[Dataset items]

★ ★ ★ ★ ★ ★ ★

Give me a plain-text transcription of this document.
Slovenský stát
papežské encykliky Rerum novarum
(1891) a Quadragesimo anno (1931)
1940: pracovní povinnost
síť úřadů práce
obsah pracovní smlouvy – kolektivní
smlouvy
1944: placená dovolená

★ ★ ★ ★ ★ ★ ★

Return all the data above once more, precisely as given.

Give me a plain-text transcription of this document.
Slovenský stát
papežské encykliky Rerum novarum
(1891) a Quadragesimo anno (1931)
1940: pracovní povinnost
síť úřadů práce
obsah pracovní smlouvy – kolektivní
smlouvy
1944: placená dovolená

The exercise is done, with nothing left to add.